(Dataset records on visual material)
......
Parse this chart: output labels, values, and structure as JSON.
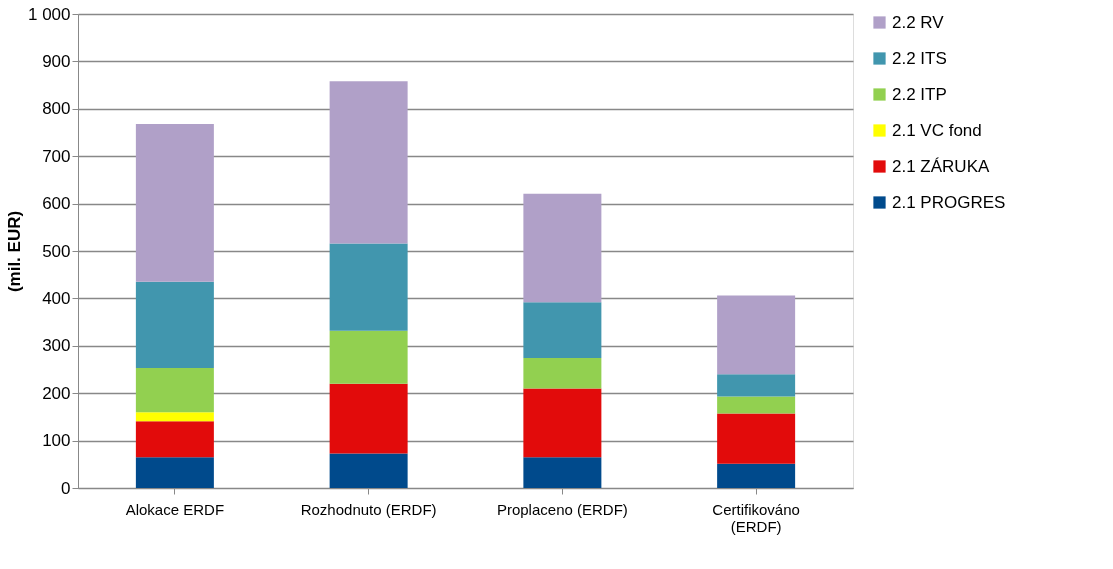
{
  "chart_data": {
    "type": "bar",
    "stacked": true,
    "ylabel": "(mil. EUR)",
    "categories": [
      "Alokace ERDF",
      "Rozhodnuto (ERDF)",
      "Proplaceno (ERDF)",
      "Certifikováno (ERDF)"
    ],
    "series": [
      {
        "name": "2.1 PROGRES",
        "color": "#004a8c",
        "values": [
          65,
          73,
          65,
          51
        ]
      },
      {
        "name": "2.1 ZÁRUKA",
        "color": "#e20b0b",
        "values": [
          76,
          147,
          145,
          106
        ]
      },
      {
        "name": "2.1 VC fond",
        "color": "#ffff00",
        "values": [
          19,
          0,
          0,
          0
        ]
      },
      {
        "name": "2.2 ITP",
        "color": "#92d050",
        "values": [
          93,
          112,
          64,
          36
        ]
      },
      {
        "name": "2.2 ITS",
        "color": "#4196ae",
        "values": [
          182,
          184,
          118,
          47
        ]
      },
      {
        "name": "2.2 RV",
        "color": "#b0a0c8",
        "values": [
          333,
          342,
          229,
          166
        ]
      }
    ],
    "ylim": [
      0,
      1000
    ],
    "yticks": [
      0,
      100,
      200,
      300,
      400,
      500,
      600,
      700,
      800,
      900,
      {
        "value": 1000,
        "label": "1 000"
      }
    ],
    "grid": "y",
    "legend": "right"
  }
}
......
### TASK OBJECTIVE
Go through the listing above and write it out again exactly, dropping the pictures.

### REPLY TO THE TASK
Parse this chart: output labels, values, and structure as JSON.
{
  "chart_data": {
    "type": "bar",
    "stacked": true,
    "ylabel": "(mil. EUR)",
    "categories": [
      "Alokace ERDF",
      "Rozhodnuto (ERDF)",
      "Proplaceno (ERDF)",
      "Certifikováno (ERDF)"
    ],
    "series": [
      {
        "name": "2.1 PROGRES",
        "color": "#004a8c",
        "values": [
          65,
          73,
          65,
          51
        ]
      },
      {
        "name": "2.1 ZÁRUKA",
        "color": "#e20b0b",
        "values": [
          76,
          147,
          145,
          106
        ]
      },
      {
        "name": "2.1 VC fond",
        "color": "#ffff00",
        "values": [
          19,
          0,
          0,
          0
        ]
      },
      {
        "name": "2.2 ITP",
        "color": "#92d050",
        "values": [
          93,
          112,
          64,
          36
        ]
      },
      {
        "name": "2.2 ITS",
        "color": "#4196ae",
        "values": [
          182,
          184,
          118,
          47
        ]
      },
      {
        "name": "2.2 RV",
        "color": "#b0a0c8",
        "values": [
          333,
          342,
          229,
          166
        ]
      }
    ],
    "ylim": [
      0,
      1000
    ],
    "yticks": [
      0,
      100,
      200,
      300,
      400,
      500,
      600,
      700,
      800,
      900,
      {
        "value": 1000,
        "label": "1 000"
      }
    ],
    "grid": "y",
    "legend": "right"
  }
}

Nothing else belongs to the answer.